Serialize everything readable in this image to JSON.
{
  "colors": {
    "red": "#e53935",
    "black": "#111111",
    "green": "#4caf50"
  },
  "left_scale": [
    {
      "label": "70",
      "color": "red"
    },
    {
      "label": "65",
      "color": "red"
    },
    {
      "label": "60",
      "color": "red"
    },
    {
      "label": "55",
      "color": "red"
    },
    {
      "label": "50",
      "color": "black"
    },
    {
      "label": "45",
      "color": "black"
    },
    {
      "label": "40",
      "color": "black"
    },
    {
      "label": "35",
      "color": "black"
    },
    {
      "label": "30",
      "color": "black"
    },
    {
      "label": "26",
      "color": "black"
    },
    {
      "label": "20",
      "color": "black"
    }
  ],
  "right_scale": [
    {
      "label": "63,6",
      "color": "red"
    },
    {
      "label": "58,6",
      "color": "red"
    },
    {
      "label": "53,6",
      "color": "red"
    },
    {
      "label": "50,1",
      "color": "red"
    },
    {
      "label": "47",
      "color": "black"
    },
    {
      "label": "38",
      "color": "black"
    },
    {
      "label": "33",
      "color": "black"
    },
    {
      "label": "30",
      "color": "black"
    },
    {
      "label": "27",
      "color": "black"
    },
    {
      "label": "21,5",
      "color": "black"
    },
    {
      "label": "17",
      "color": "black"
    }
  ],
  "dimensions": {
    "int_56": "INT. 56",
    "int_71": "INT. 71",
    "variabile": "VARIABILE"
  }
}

——

To be done: Exactly as shown, repeat every record.

Expected answer:
Serialize everything readable in this image to JSON.
{
  "colors": {
    "red": "#e53935",
    "black": "#111111",
    "green": "#4caf50"
  },
  "left_scale": [
    {
      "label": "70",
      "color": "red"
    },
    {
      "label": "65",
      "color": "red"
    },
    {
      "label": "60",
      "color": "red"
    },
    {
      "label": "55",
      "color": "red"
    },
    {
      "label": "50",
      "color": "black"
    },
    {
      "label": "45",
      "color": "black"
    },
    {
      "label": "40",
      "color": "black"
    },
    {
      "label": "35",
      "color": "black"
    },
    {
      "label": "30",
      "color": "black"
    },
    {
      "label": "26",
      "color": "black"
    },
    {
      "label": "20",
      "color": "black"
    }
  ],
  "right_scale": [
    {
      "label": "63,6",
      "color": "red"
    },
    {
      "label": "58,6",
      "color": "red"
    },
    {
      "label": "53,6",
      "color": "red"
    },
    {
      "label": "50,1",
      "color": "red"
    },
    {
      "label": "47",
      "color": "black"
    },
    {
      "label": "38",
      "color": "black"
    },
    {
      "label": "33",
      "color": "black"
    },
    {
      "label": "30",
      "color": "black"
    },
    {
      "label": "27",
      "color": "black"
    },
    {
      "label": "21,5",
      "color": "black"
    },
    {
      "label": "17",
      "color": "black"
    }
  ],
  "dimensions": {
    "int_56": "INT. 56",
    "int_71": "INT. 71",
    "variabile": "VARIABILE"
  }
}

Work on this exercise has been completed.